▸ GIVEN DATA:
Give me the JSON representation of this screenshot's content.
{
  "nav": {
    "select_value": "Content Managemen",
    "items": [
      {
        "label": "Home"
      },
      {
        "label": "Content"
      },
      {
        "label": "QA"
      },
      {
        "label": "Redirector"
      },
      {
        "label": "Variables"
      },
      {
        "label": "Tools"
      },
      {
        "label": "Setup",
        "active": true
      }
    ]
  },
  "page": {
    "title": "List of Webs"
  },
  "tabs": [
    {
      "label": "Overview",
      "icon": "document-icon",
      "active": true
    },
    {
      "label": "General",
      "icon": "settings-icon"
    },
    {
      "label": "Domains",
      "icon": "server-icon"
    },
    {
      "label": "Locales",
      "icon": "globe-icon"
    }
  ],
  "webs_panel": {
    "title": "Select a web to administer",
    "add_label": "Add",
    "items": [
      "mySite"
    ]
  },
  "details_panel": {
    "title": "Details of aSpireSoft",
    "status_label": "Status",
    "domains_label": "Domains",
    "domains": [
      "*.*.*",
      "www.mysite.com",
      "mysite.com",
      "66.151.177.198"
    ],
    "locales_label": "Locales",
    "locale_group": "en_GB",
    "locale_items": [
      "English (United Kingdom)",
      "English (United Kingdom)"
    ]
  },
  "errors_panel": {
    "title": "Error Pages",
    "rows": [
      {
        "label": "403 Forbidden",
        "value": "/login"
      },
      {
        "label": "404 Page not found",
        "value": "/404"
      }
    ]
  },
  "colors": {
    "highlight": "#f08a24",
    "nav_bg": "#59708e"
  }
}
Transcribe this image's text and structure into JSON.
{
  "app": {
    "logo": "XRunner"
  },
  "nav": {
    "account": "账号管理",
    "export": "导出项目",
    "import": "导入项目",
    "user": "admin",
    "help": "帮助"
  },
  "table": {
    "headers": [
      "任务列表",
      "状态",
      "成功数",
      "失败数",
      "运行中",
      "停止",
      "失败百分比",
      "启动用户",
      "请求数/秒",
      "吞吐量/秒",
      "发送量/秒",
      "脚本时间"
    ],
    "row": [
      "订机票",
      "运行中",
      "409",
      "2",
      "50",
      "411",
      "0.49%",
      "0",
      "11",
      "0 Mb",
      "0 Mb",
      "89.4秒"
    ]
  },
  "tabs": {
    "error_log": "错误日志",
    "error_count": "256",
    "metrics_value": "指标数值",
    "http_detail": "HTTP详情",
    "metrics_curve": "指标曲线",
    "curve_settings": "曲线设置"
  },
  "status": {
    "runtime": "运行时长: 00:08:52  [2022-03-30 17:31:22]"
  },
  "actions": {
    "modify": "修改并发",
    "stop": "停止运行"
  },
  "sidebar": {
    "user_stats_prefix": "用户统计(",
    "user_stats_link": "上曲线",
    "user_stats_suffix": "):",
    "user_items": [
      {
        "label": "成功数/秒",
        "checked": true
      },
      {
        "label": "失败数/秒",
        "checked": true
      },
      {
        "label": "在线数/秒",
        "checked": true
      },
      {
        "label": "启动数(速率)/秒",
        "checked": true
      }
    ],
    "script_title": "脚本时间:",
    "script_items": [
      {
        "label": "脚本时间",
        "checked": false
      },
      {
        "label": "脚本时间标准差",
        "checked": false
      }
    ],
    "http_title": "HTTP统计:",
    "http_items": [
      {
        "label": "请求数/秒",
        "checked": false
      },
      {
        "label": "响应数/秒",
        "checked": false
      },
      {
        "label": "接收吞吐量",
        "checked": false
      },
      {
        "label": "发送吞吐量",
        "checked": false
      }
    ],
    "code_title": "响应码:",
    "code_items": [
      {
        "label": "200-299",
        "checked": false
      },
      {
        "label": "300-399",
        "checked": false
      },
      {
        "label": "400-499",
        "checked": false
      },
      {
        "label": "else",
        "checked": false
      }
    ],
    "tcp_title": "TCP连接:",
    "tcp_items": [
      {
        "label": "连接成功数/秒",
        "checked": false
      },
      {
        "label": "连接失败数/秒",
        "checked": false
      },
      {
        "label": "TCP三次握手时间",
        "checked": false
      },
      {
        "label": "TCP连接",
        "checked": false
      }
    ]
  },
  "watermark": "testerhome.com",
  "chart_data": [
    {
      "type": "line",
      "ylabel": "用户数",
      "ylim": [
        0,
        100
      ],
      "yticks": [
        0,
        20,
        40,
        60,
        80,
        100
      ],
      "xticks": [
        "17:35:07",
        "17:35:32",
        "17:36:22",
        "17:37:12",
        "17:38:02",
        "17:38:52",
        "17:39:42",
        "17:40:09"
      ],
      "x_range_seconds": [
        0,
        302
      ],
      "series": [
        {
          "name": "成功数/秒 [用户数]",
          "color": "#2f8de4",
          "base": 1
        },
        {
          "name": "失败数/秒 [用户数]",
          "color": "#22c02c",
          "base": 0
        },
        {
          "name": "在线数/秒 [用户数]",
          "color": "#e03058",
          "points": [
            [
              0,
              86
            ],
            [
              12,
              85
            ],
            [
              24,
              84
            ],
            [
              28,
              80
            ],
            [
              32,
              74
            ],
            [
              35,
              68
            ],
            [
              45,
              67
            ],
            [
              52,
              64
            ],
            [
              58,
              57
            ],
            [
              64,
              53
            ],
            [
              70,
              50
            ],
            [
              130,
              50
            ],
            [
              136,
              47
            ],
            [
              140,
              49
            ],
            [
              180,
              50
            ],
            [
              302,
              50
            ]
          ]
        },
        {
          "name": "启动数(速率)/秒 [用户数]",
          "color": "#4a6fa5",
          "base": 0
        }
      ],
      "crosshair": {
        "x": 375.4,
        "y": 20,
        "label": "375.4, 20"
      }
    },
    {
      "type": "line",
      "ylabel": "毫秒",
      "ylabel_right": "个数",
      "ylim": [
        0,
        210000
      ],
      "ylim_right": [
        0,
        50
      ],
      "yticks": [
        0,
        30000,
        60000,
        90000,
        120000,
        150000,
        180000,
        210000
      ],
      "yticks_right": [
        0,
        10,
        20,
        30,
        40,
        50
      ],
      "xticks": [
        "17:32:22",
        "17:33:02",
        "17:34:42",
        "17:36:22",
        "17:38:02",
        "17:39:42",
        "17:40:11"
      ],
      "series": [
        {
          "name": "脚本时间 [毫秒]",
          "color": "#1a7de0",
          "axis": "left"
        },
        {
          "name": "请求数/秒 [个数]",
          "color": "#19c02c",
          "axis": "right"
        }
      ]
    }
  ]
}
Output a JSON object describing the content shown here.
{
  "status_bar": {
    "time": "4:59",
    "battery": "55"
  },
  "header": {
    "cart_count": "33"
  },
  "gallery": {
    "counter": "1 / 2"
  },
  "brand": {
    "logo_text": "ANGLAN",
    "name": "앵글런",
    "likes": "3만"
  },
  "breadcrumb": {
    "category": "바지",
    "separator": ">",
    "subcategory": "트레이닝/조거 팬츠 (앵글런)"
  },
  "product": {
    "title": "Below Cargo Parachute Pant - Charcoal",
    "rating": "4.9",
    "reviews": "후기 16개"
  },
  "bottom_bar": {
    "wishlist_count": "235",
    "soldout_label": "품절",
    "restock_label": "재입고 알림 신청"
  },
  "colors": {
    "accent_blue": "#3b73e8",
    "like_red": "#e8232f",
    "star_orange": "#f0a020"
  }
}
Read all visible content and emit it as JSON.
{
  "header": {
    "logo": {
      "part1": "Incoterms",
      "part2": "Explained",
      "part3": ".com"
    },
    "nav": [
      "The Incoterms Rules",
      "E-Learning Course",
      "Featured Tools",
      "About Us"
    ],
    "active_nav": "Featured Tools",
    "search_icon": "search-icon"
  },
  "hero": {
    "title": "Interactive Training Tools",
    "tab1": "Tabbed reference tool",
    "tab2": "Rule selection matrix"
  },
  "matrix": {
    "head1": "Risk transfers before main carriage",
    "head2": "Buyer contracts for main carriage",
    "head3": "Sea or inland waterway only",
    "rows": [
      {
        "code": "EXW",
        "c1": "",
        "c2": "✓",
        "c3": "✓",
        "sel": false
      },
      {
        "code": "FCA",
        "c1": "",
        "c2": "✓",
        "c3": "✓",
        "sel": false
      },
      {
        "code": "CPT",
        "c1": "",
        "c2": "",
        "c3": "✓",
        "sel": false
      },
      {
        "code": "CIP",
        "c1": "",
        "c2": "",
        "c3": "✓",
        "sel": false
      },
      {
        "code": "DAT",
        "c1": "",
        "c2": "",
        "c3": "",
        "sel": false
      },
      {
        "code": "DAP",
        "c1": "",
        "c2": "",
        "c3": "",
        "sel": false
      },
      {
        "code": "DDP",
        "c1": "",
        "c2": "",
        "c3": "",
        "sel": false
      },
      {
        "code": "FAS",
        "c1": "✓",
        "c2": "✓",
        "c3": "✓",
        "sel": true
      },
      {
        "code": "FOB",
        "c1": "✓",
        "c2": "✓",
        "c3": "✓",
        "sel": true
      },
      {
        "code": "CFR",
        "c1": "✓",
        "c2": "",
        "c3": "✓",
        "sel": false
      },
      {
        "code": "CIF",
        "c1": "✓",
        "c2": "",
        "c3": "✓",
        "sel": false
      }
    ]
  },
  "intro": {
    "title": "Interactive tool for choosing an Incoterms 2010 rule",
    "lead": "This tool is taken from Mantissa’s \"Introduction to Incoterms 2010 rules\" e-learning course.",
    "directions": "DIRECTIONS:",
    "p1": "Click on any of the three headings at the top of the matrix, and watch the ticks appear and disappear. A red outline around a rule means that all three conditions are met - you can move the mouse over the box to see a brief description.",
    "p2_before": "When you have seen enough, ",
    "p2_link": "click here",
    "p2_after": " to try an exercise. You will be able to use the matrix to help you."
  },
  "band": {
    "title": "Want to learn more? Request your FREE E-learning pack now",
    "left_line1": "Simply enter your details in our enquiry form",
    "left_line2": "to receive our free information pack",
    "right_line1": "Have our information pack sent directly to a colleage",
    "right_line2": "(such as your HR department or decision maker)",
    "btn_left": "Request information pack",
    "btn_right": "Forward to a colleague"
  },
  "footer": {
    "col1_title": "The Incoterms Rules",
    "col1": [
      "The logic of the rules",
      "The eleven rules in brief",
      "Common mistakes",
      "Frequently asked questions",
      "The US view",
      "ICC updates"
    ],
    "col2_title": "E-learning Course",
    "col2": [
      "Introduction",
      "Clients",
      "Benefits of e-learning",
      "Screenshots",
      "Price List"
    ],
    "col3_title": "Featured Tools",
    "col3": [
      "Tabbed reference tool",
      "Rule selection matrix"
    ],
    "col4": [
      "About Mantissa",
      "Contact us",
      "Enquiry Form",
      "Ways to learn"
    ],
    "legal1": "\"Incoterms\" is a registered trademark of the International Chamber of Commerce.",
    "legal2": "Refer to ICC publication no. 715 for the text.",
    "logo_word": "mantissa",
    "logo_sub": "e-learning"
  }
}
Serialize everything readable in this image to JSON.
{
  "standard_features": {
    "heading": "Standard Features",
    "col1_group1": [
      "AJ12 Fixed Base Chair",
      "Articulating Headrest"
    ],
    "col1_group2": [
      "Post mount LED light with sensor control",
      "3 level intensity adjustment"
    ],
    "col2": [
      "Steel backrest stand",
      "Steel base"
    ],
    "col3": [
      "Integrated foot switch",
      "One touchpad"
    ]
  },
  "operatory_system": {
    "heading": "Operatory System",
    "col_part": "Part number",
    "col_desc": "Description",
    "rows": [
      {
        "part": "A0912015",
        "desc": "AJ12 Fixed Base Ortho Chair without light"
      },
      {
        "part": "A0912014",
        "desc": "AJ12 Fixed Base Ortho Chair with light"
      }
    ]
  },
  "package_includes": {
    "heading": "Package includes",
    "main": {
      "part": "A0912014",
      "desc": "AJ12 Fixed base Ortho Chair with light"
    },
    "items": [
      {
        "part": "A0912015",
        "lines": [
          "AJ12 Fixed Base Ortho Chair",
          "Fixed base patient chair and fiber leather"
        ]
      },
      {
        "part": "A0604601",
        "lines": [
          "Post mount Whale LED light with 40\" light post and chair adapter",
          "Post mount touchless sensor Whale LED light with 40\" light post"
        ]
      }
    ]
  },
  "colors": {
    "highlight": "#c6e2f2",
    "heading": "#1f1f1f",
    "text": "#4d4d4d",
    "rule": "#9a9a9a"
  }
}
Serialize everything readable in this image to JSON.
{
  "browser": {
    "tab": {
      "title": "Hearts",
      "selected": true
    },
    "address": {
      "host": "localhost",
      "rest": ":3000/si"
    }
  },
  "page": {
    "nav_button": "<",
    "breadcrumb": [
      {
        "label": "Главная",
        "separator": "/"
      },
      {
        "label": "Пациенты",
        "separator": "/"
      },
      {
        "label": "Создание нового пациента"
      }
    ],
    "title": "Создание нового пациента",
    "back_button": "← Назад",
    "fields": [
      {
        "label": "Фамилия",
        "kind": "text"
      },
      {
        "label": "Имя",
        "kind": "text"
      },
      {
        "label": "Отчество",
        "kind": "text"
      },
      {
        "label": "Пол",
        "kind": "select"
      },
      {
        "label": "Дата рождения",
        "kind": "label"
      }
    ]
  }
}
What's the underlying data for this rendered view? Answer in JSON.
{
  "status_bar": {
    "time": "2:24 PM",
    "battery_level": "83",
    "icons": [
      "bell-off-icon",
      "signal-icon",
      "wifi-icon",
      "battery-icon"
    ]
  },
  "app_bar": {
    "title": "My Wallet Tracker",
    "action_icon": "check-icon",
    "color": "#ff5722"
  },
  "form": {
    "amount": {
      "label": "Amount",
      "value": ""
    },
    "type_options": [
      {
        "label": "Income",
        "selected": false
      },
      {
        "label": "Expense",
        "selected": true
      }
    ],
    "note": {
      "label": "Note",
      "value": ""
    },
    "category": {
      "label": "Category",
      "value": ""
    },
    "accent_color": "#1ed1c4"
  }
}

▸ EXERCISE:
Where a line above holds the string "Ortho", show that line.

▸ RESULT:
        "desc": "AJ12 Fixed Base Ortho Chair without light"
        "desc": "AJ12 Fixed Base Ortho Chair with light"
      "desc": "AJ12 Fixed base Ortho Chair with light"
          "AJ12 Fixed Base Ortho Chair",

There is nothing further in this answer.